Dataset items
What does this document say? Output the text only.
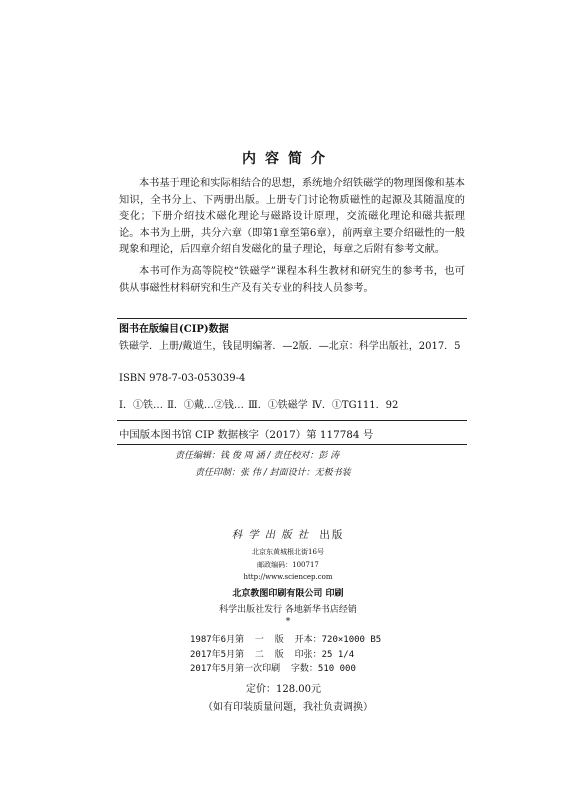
内容简介

本书基于理论和实际相结合的思想，系统地介绍铁磁学的物理图像和基本知识，全书分上、下两册出版。上册专门讨论物质磁性的起源及其随温度的变化；下册介绍技术磁化理论与磁路设计原理，交流磁化理论和磁共振理论。本书为上册，共分六章（即第1章至第6章），前两章主要介绍磁性的一般现象和理论，后四章介绍自发磁化的量子理论，每章之后附有参考文献。

本书可作为高等院校“铁磁学”课程本科生教材和研究生的参考书，也可供从事磁性材料研究和生产及有关专业的科技人员参考。

图书在版编目(CIP)数据
铁磁学．上册/戴道生，钱昆明编著．—2版．—北京：科学出版社，2017．5
ISBN 978-7-03-053039-4
Ⅰ．①铁… Ⅱ．①戴…②钱… Ⅲ．①铁磁学 Ⅳ．①TG111．92
中国版本图书馆 CIP 数据核字（2017）第 117784 号
责任编辑：钱 俊 周 涵 / 责任校对：彭 涛
责任印制：张 伟 / 封面设计：无极书装
科学出版社 出版
北京东黄城根北街16号
邮政编码：100717
http://www.sciencep.com
北京教图印刷有限公司 印刷
科学出版社发行 各地新华书店经销
*
1987年6月第  一  版  开本：720×1000 B5
2017年5月第  二  版  印张：25 1/4
2017年5月第一次印刷  字数：510 000
定价：128.00元
（如有印装质量问题，我社负责调换）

# [What the exercise asks]
Quote everything in the listing above exactly; pictures are the only thing to omit.

# [Answer for the task]
What does this document say? Output the text only.
内容简介

本书基于理论和实际相结合的思想，系统地介绍铁磁学的物理图像和基本知识，全书分上、下两册出版。上册专门讨论物质磁性的起源及其随温度的变化；下册介绍技术磁化理论与磁路设计原理，交流磁化理论和磁共振理论。本书为上册，共分六章（即第1章至第6章），前两章主要介绍磁性的一般现象和理论，后四章介绍自发磁化的量子理论，每章之后附有参考文献。

本书可作为高等院校“铁磁学”课程本科生教材和研究生的参考书，也可供从事磁性材料研究和生产及有关专业的科技人员参考。

图书在版编目(CIP)数据
铁磁学．上册/戴道生，钱昆明编著．—2版．—北京：科学出版社，2017．5
ISBN 978-7-03-053039-4
Ⅰ．①铁… Ⅱ．①戴…②钱… Ⅲ．①铁磁学 Ⅳ．①TG111．92
中国版本图书馆 CIP 数据核字（2017）第 117784 号
责任编辑：钱 俊 周 涵 / 责任校对：彭 涛
责任印制：张 伟 / 封面设计：无极书装
科学出版社 出版
北京东黄城根北街16号
邮政编码：100717
http://www.sciencep.com
北京教图印刷有限公司 印刷
科学出版社发行 各地新华书店经销
*
1987年6月第  一  版  开本：720×1000 B5
2017年5月第  二  版  印张：25 1/4
2017年5月第一次印刷  字数：510 000
定价：128.00元
（如有印装质量问题，我社负责调换）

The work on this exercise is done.